▸ Instructions to follow: Will you print the material below without altering a single character?
>>>
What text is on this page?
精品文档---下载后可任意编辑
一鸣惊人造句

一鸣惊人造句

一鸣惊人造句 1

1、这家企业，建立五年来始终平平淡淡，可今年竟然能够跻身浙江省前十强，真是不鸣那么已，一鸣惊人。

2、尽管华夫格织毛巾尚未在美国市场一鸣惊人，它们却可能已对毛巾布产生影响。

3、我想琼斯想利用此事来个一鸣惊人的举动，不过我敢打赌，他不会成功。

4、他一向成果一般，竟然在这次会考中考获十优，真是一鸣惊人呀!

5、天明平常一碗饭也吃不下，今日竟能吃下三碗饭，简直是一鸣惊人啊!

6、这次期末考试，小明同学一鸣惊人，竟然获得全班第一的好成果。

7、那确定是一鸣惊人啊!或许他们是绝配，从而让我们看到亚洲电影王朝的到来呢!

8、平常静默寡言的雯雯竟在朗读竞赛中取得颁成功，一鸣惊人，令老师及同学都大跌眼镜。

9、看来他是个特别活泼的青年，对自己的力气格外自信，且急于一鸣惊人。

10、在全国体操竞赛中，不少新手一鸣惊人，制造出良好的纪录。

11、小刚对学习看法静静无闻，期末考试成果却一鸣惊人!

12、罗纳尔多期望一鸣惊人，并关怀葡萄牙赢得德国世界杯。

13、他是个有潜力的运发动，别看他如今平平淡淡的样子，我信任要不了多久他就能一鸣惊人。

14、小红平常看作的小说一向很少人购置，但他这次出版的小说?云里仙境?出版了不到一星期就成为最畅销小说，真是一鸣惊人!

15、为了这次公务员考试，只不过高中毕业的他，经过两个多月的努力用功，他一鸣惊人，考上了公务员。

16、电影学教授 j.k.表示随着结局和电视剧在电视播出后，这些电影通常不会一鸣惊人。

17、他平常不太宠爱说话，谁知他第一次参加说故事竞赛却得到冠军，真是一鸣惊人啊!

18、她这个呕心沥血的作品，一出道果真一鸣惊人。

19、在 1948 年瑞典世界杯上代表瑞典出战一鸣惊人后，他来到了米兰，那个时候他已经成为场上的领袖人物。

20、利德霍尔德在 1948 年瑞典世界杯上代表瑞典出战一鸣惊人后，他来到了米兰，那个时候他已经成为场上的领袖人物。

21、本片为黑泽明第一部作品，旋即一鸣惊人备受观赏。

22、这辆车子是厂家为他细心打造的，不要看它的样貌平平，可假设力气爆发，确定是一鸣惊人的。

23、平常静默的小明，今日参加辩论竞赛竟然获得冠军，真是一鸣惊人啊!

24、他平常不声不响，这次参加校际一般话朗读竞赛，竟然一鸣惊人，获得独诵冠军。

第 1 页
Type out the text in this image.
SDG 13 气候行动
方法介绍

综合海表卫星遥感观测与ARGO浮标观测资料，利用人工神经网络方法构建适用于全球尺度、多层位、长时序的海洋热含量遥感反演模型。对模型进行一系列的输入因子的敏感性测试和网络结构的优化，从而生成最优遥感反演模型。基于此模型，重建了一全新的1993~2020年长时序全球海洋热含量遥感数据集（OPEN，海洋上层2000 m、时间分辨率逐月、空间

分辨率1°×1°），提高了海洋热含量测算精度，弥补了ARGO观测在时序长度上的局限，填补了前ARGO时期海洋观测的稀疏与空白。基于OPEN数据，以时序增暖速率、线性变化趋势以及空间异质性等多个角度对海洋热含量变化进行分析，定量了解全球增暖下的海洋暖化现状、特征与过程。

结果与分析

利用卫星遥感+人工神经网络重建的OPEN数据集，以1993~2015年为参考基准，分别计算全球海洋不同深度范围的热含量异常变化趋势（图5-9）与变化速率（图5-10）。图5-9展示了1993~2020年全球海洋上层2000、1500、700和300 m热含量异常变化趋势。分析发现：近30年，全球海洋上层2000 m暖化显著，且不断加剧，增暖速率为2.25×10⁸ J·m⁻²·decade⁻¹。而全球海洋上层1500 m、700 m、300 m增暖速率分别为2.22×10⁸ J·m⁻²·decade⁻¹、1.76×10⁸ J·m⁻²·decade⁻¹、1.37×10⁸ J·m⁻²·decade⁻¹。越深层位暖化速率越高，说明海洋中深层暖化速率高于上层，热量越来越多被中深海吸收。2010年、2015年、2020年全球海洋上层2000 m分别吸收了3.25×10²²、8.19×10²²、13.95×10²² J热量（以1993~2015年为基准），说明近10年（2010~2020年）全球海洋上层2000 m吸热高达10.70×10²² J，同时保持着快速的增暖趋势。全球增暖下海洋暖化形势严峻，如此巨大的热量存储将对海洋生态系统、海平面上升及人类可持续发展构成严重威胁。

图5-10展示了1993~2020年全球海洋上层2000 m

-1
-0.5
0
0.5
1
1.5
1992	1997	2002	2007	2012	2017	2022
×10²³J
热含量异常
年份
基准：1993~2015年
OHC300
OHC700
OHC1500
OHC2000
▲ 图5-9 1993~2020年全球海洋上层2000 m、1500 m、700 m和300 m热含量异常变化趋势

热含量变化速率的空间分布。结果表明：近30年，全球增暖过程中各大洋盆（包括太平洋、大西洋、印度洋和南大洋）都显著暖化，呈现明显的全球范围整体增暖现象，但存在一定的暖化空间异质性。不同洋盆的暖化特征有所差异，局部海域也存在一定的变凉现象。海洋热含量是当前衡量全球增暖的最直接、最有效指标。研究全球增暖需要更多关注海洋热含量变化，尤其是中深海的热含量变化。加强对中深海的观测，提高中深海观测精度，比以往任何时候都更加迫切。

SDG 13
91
<<<
▸ Solution for this problem:
What text is on this page?
精品文档---下载后可任意编辑
一鸣惊人造句

一鸣惊人造句

一鸣惊人造句 1

1、这家企业，建立五年来始终平平淡淡，可今年竟然能够跻身浙江省前十强，真是不鸣那么已，一鸣惊人。

2、尽管华夫格织毛巾尚未在美国市场一鸣惊人，它们却可能已对毛巾布产生影响。

3、我想琼斯想利用此事来个一鸣惊人的举动，不过我敢打赌，他不会成功。

4、他一向成果一般，竟然在这次会考中考获十优，真是一鸣惊人呀!

5、天明平常一碗饭也吃不下，今日竟能吃下三碗饭，简直是一鸣惊人啊!

6、这次期末考试，小明同学一鸣惊人，竟然获得全班第一的好成果。

7、那确定是一鸣惊人啊!或许他们是绝配，从而让我们看到亚洲电影王朝的到来呢!

8、平常静默寡言的雯雯竟在朗读竞赛中取得颁成功，一鸣惊人，令老师及同学都大跌眼镜。

9、看来他是个特别活泼的青年，对自己的力气格外自信，且急于一鸣惊人。

10、在全国体操竞赛中，不少新手一鸣惊人，制造出良好的纪录。

11、小刚对学习看法静静无闻，期末考试成果却一鸣惊人!

12、罗纳尔多期望一鸣惊人，并关怀葡萄牙赢得德国世界杯。

13、他是个有潜力的运发动，别看他如今平平淡淡的样子，我信任要不了多久他就能一鸣惊人。

14、小红平常看作的小说一向很少人购置，但他这次出版的小说?云里仙境?出版了不到一星期就成为最畅销小说，真是一鸣惊人!

15、为了这次公务员考试，只不过高中毕业的他，经过两个多月的努力用功，他一鸣惊人，考上了公务员。

16、电影学教授 j.k.表示随着结局和电视剧在电视播出后，这些电影通常不会一鸣惊人。

17、他平常不太宠爱说话，谁知他第一次参加说故事竞赛却得到冠军，真是一鸣惊人啊!

18、她这个呕心沥血的作品，一出道果真一鸣惊人。

19、在 1948 年瑞典世界杯上代表瑞典出战一鸣惊人后，他来到了米兰，那个时候他已经成为场上的领袖人物。

20、利德霍尔德在 1948 年瑞典世界杯上代表瑞典出战一鸣惊人后，他来到了米兰，那个时候他已经成为场上的领袖人物。

21、本片为黑泽明第一部作品，旋即一鸣惊人备受观赏。

22、这辆车子是厂家为他细心打造的，不要看它的样貌平平，可假设力气爆发，确定是一鸣惊人的。

23、平常静默的小明，今日参加辩论竞赛竟然获得冠军，真是一鸣惊人啊!

24、他平常不声不响，这次参加校际一般话朗读竞赛，竟然一鸣惊人，获得独诵冠军。

第 1 页
Type out the text in this image.
SDG 13 气候行动
方法介绍

综合海表卫星遥感观测与ARGO浮标观测资料，利用人工神经网络方法构建适用于全球尺度、多层位、长时序的海洋热含量遥感反演模型。对模型进行一系列的输入因子的敏感性测试和网络结构的优化，从而生成最优遥感反演模型。基于此模型，重建了一全新的1993~2020年长时序全球海洋热含量遥感数据集（OPEN，海洋上层2000 m、时间分辨率逐月、空间

分辨率1°×1°），提高了海洋热含量测算精度，弥补了ARGO观测在时序长度上的局限，填补了前ARGO时期海洋观测的稀疏与空白。基于OPEN数据，以时序增暖速率、线性变化趋势以及空间异质性等多个角度对海洋热含量变化进行分析，定量了解全球增暖下的海洋暖化现状、特征与过程。

结果与分析

利用卫星遥感+人工神经网络重建的OPEN数据集，以1993~2015年为参考基准，分别计算全球海洋不同深度范围的热含量异常变化趋势（图5-9）与变化速率（图5-10）。图5-9展示了1993~2020年全球海洋上层2000、1500、700和300 m热含量异常变化趋势。分析发现：近30年，全球海洋上层2000 m暖化显著，且不断加剧，增暖速率为2.25×10⁸ J·m⁻²·decade⁻¹。而全球海洋上层1500 m、700 m、300 m增暖速率分别为2.22×10⁸ J·m⁻²·decade⁻¹、1.76×10⁸ J·m⁻²·decade⁻¹、1.37×10⁸ J·m⁻²·decade⁻¹。越深层位暖化速率越高，说明海洋中深层暖化速率高于上层，热量越来越多被中深海吸收。2010年、2015年、2020年全球海洋上层2000 m分别吸收了3.25×10²²、8.19×10²²、13.95×10²² J热量（以1993~2015年为基准），说明近10年（2010~2020年）全球海洋上层2000 m吸热高达10.70×10²² J，同时保持着快速的增暖趋势。全球增暖下海洋暖化形势严峻，如此巨大的热量存储将对海洋生态系统、海平面上升及人类可持续发展构成严重威胁。

图5-10展示了1993~2020年全球海洋上层2000 m

-1
-0.5
0
0.5
1
1.5
1992	1997	2002	2007	2012	2017	2022
×10²³J
热含量异常
年份
基准：1993~2015年
OHC300
OHC700
OHC1500
OHC2000
▲ 图5-9 1993~2020年全球海洋上层2000 m、1500 m、700 m和300 m热含量异常变化趋势

热含量变化速率的空间分布。结果表明：近30年，全球增暖过程中各大洋盆（包括太平洋、大西洋、印度洋和南大洋）都显著暖化，呈现明显的全球范围整体增暖现象，但存在一定的暖化空间异质性。不同洋盆的暖化特征有所差异，局部海域也存在一定的变凉现象。海洋热含量是当前衡量全球增暖的最直接、最有效指标。研究全球增暖需要更多关注海洋热含量变化，尤其是中深海的热含量变化。加强对中深海的观测，提高中深海观测精度，比以往任何时候都更加迫切。

SDG 13
91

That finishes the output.